**The problem:** Skip the pictures and quote all of the lines exactly.

· · ·

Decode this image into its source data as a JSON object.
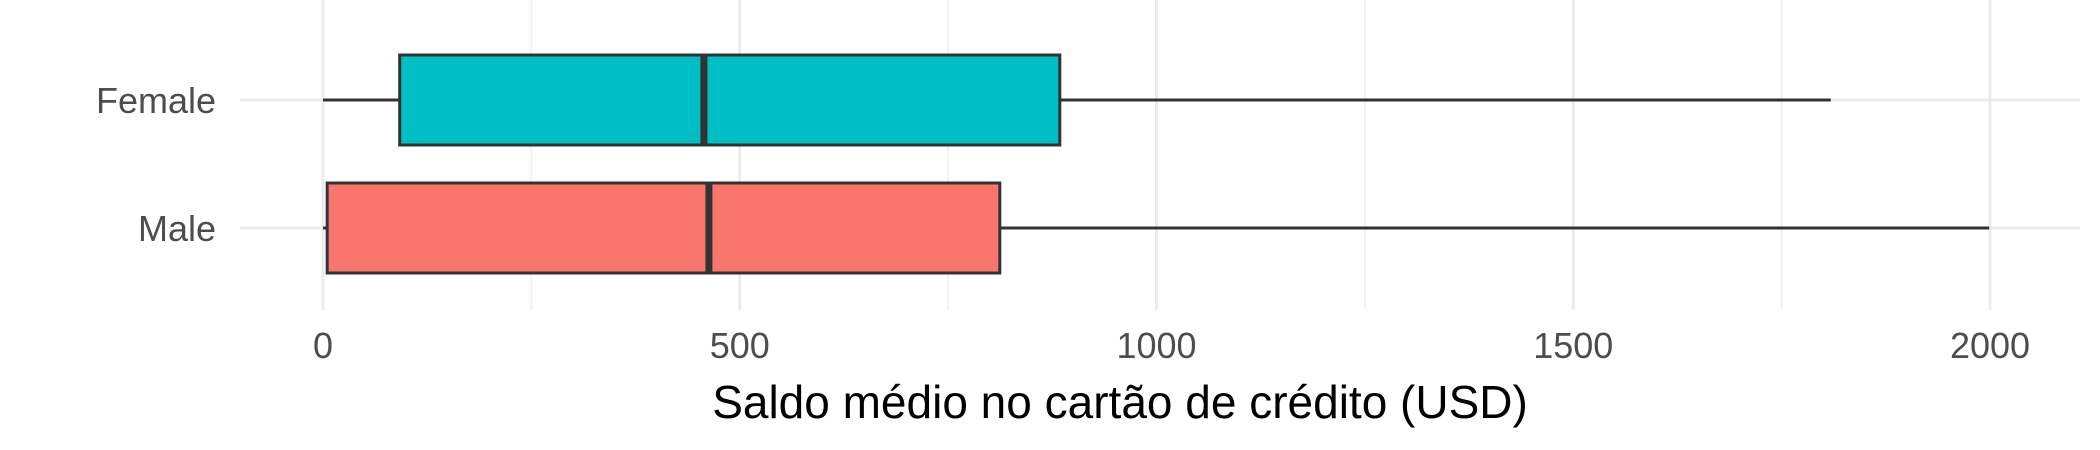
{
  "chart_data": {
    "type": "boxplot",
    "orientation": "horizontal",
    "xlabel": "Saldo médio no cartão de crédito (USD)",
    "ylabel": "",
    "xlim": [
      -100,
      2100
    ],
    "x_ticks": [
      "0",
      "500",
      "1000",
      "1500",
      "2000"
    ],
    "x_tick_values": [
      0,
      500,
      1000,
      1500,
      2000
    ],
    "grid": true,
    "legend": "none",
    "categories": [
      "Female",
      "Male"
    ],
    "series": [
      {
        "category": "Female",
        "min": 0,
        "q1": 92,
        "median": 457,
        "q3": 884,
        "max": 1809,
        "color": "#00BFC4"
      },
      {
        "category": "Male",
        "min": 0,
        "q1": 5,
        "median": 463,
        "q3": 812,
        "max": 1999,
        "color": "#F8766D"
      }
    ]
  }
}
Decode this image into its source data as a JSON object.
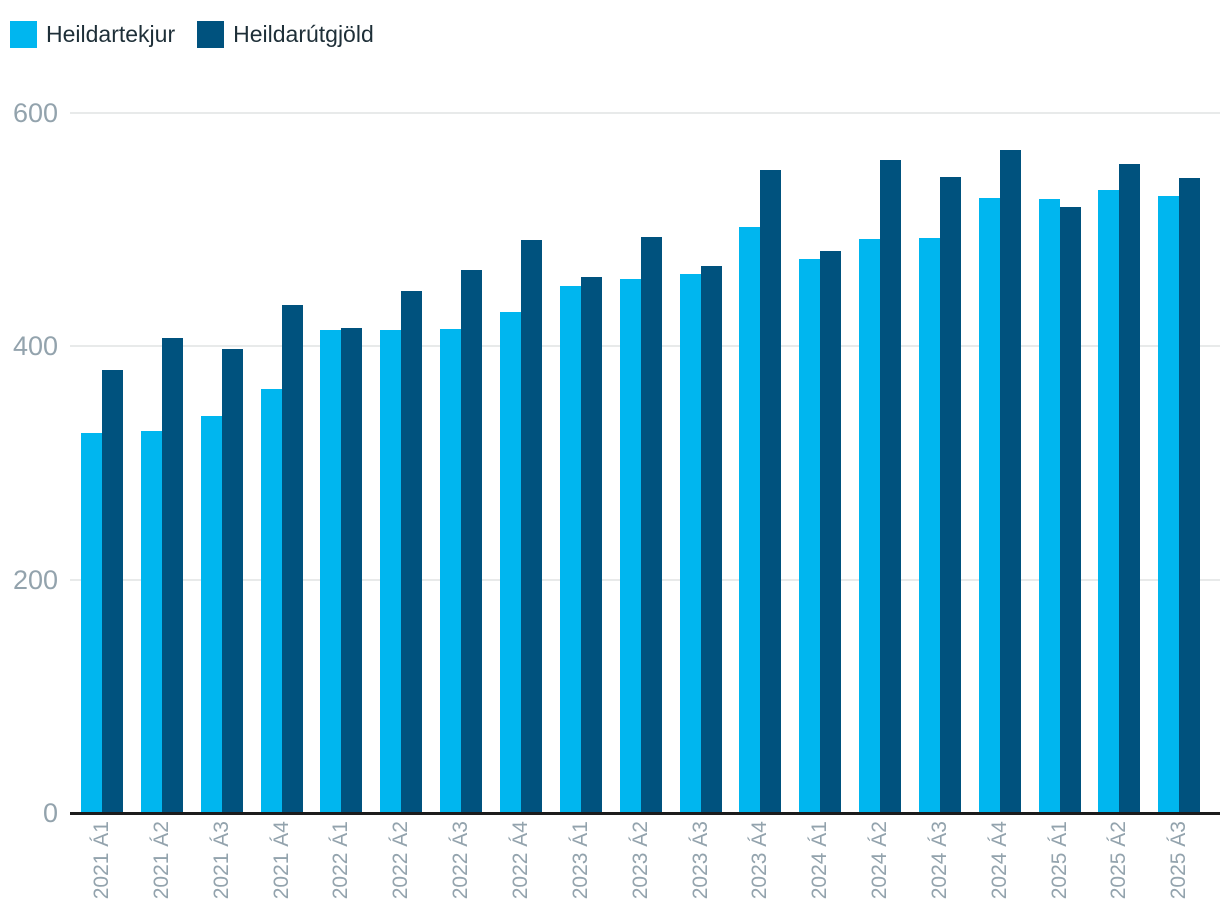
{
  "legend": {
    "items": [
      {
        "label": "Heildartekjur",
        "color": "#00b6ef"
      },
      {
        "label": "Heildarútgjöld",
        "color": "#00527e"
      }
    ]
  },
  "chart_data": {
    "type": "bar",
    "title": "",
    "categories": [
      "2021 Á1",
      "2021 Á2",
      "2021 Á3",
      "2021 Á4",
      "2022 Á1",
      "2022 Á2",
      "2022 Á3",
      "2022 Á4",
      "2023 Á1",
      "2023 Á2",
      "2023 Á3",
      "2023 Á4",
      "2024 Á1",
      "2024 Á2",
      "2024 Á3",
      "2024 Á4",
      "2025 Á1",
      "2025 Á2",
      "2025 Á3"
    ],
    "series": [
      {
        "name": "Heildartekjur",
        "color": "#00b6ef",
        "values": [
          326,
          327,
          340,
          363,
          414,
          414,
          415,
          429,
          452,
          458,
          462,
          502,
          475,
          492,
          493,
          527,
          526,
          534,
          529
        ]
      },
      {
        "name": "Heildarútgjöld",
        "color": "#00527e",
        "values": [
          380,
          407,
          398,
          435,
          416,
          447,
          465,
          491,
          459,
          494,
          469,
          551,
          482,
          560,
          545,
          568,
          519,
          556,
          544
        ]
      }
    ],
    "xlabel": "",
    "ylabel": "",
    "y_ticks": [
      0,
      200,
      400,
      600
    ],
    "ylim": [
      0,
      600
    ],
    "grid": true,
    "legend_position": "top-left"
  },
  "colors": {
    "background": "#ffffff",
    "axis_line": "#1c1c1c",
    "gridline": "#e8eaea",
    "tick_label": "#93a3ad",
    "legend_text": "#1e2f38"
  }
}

· · ·

**Answer to the exercise:**
Decode this image into its source data as a JSON object.
{
  "chart_data": {
    "type": "boxplot",
    "orientation": "horizontal",
    "xlabel": "Saldo médio no cartão de crédito (USD)",
    "ylabel": "",
    "xlim": [
      -100,
      2100
    ],
    "x_ticks": [
      "0",
      "500",
      "1000",
      "1500",
      "2000"
    ],
    "x_tick_values": [
      0,
      500,
      1000,
      1500,
      2000
    ],
    "grid": true,
    "legend": "none",
    "categories": [
      "Female",
      "Male"
    ],
    "series": [
      {
        "category": "Female",
        "min": 0,
        "q1": 92,
        "median": 457,
        "q3": 884,
        "max": 1809,
        "color": "#00BFC4"
      },
      {
        "category": "Male",
        "min": 0,
        "q1": 5,
        "median": 463,
        "q3": 812,
        "max": 1999,
        "color": "#F8766D"
      }
    ]
  }
}
Decode this image into its source data as a JSON object.
{
  "legend": {
    "items": [
      {
        "label": "Heildartekjur",
        "color": "#00b6ef"
      },
      {
        "label": "Heildarútgjöld",
        "color": "#00527e"
      }
    ]
  },
  "chart_data": {
    "type": "bar",
    "title": "",
    "categories": [
      "2021 Á1",
      "2021 Á2",
      "2021 Á3",
      "2021 Á4",
      "2022 Á1",
      "2022 Á2",
      "2022 Á3",
      "2022 Á4",
      "2023 Á1",
      "2023 Á2",
      "2023 Á3",
      "2023 Á4",
      "2024 Á1",
      "2024 Á2",
      "2024 Á3",
      "2024 Á4",
      "2025 Á1",
      "2025 Á2",
      "2025 Á3"
    ],
    "series": [
      {
        "name": "Heildartekjur",
        "color": "#00b6ef",
        "values": [
          326,
          327,
          340,
          363,
          414,
          414,
          415,
          429,
          452,
          458,
          462,
          502,
          475,
          492,
          493,
          527,
          526,
          534,
          529
        ]
      },
      {
        "name": "Heildarútgjöld",
        "color": "#00527e",
        "values": [
          380,
          407,
          398,
          435,
          416,
          447,
          465,
          491,
          459,
          494,
          469,
          551,
          482,
          560,
          545,
          568,
          519,
          556,
          544
        ]
      }
    ],
    "xlabel": "",
    "ylabel": "",
    "y_ticks": [
      0,
      200,
      400,
      600
    ],
    "ylim": [
      0,
      600
    ],
    "grid": true,
    "legend_position": "top-left"
  },
  "colors": {
    "background": "#ffffff",
    "axis_line": "#1c1c1c",
    "gridline": "#e8eaea",
    "tick_label": "#93a3ad",
    "legend_text": "#1e2f38"
  }
}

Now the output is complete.